**AVAILABLE DATA:**

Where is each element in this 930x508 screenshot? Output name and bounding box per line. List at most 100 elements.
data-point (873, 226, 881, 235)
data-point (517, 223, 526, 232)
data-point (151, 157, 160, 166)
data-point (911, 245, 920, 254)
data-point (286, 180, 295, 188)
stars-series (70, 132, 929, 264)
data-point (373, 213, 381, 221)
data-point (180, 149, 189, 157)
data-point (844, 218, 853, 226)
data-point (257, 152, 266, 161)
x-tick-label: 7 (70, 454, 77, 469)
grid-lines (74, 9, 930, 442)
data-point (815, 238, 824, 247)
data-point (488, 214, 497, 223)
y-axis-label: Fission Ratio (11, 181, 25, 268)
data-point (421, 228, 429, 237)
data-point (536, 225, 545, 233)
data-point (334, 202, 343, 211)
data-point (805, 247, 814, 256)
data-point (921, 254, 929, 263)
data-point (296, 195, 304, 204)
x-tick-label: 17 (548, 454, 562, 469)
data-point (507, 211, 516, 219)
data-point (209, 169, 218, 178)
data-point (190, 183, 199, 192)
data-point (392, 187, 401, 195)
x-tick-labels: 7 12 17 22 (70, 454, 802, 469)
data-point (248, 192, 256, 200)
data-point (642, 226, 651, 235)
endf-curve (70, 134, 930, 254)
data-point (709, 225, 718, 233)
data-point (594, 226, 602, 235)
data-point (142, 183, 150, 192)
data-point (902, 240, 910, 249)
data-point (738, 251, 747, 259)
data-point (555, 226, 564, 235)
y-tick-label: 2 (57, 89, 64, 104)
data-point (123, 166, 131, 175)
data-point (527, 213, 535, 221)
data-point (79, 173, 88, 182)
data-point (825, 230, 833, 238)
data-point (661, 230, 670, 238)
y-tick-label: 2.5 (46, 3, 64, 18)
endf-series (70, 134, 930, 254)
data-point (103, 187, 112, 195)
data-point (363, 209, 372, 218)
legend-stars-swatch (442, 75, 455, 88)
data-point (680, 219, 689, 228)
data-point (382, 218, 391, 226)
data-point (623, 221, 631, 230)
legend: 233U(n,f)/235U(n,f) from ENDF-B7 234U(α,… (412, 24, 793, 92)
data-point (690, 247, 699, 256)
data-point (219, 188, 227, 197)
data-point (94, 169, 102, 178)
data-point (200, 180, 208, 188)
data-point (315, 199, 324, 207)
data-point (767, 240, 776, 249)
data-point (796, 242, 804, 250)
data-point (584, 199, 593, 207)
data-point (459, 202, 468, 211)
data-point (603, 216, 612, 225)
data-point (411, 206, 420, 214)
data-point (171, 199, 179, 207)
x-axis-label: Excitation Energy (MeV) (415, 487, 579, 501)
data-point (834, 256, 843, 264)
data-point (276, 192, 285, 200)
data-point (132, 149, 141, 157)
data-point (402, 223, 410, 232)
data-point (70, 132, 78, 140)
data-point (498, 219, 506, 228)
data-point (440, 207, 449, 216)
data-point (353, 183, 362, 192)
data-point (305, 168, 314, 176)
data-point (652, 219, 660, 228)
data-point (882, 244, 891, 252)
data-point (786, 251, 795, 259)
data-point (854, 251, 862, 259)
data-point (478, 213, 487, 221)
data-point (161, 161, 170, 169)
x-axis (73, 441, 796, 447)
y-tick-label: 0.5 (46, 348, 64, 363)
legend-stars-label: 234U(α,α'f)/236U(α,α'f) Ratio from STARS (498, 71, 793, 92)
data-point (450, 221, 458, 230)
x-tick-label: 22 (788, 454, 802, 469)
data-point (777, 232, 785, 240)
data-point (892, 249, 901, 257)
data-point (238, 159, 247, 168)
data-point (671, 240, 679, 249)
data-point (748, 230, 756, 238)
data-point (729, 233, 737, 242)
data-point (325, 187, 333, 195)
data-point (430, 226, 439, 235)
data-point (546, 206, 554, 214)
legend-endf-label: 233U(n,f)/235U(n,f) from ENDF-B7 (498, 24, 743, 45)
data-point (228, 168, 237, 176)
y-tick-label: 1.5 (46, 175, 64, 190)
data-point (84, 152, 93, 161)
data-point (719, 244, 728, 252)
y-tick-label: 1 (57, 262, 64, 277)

**WHAT NEEDS TO BE DONE:** Copy out the whole listing above line for line, with no changes.

**FINAL RESULT:**
Where is each element in this 930x508 screenshot? Output name and bounding box per line. List at most 100 elements.
data-point (873, 226, 881, 235)
data-point (517, 223, 526, 232)
data-point (151, 157, 160, 166)
data-point (911, 245, 920, 254)
data-point (286, 180, 295, 188)
stars-series (70, 132, 929, 264)
data-point (373, 213, 381, 221)
data-point (180, 149, 189, 157)
data-point (844, 218, 853, 226)
data-point (257, 152, 266, 161)
x-tick-label: 7 (70, 454, 77, 469)
grid-lines (74, 9, 930, 442)
data-point (815, 238, 824, 247)
data-point (488, 214, 497, 223)
y-axis-label: Fission Ratio (11, 181, 25, 268)
data-point (421, 228, 429, 237)
data-point (536, 225, 545, 233)
data-point (334, 202, 343, 211)
data-point (805, 247, 814, 256)
data-point (921, 254, 929, 263)
data-point (296, 195, 304, 204)
x-tick-label: 17 (548, 454, 562, 469)
data-point (507, 211, 516, 219)
data-point (209, 169, 218, 178)
data-point (190, 183, 199, 192)
data-point (392, 187, 401, 195)
x-tick-labels: 7 12 17 22 (70, 454, 802, 469)
data-point (248, 192, 256, 200)
data-point (642, 226, 651, 235)
endf-curve (70, 134, 930, 254)
data-point (709, 225, 718, 233)
data-point (594, 226, 602, 235)
data-point (142, 183, 150, 192)
data-point (902, 240, 910, 249)
data-point (738, 251, 747, 259)
data-point (555, 226, 564, 235)
y-tick-label: 2 (57, 89, 64, 104)
data-point (123, 166, 131, 175)
data-point (527, 213, 535, 221)
data-point (79, 173, 88, 182)
data-point (825, 230, 833, 238)
data-point (661, 230, 670, 238)
y-tick-label: 2.5 (46, 3, 64, 18)
endf-series (70, 134, 930, 254)
data-point (103, 187, 112, 195)
data-point (363, 209, 372, 218)
legend-stars-swatch (442, 75, 455, 88)
data-point (680, 219, 689, 228)
data-point (382, 218, 391, 226)
data-point (623, 221, 631, 230)
legend: 233U(n,f)/235U(n,f) from ENDF-B7 234U(α,… (412, 24, 793, 92)
data-point (690, 247, 699, 256)
data-point (219, 188, 227, 197)
data-point (94, 169, 102, 178)
data-point (200, 180, 208, 188)
data-point (315, 199, 324, 207)
data-point (767, 240, 776, 249)
data-point (796, 242, 804, 250)
data-point (584, 199, 593, 207)
data-point (459, 202, 468, 211)
data-point (603, 216, 612, 225)
data-point (411, 206, 420, 214)
data-point (171, 199, 179, 207)
x-axis-label: Excitation Energy (MeV) (415, 487, 579, 501)
data-point (834, 256, 843, 264)
data-point (276, 192, 285, 200)
data-point (132, 149, 141, 157)
data-point (402, 223, 410, 232)
data-point (70, 132, 78, 140)
data-point (498, 219, 506, 228)
data-point (440, 207, 449, 216)
data-point (353, 183, 362, 192)
data-point (305, 168, 314, 176)
data-point (652, 219, 660, 228)
data-point (882, 244, 891, 252)
data-point (786, 251, 795, 259)
data-point (854, 251, 862, 259)
data-point (478, 213, 487, 221)
data-point (161, 161, 170, 169)
x-axis (73, 441, 796, 447)
y-tick-label: 0.5 (46, 348, 64, 363)
legend-stars-label: 234U(α,α'f)/236U(α,α'f) Ratio from STARS (498, 71, 793, 92)
data-point (450, 221, 458, 230)
x-tick-label: 22 (788, 454, 802, 469)
data-point (777, 232, 785, 240)
data-point (892, 249, 901, 257)
data-point (238, 159, 247, 168)
data-point (671, 240, 679, 249)
data-point (748, 230, 756, 238)
data-point (729, 233, 737, 242)
data-point (325, 187, 333, 195)
data-point (430, 226, 439, 235)
data-point (546, 206, 554, 214)
legend-endf-label: 233U(n,f)/235U(n,f) from ENDF-B7 (498, 24, 743, 45)
data-point (228, 168, 237, 176)
y-tick-label: 1.5 (46, 175, 64, 190)
data-point (84, 152, 93, 161)
data-point (719, 244, 728, 252)
y-tick-label: 1 (57, 262, 64, 277)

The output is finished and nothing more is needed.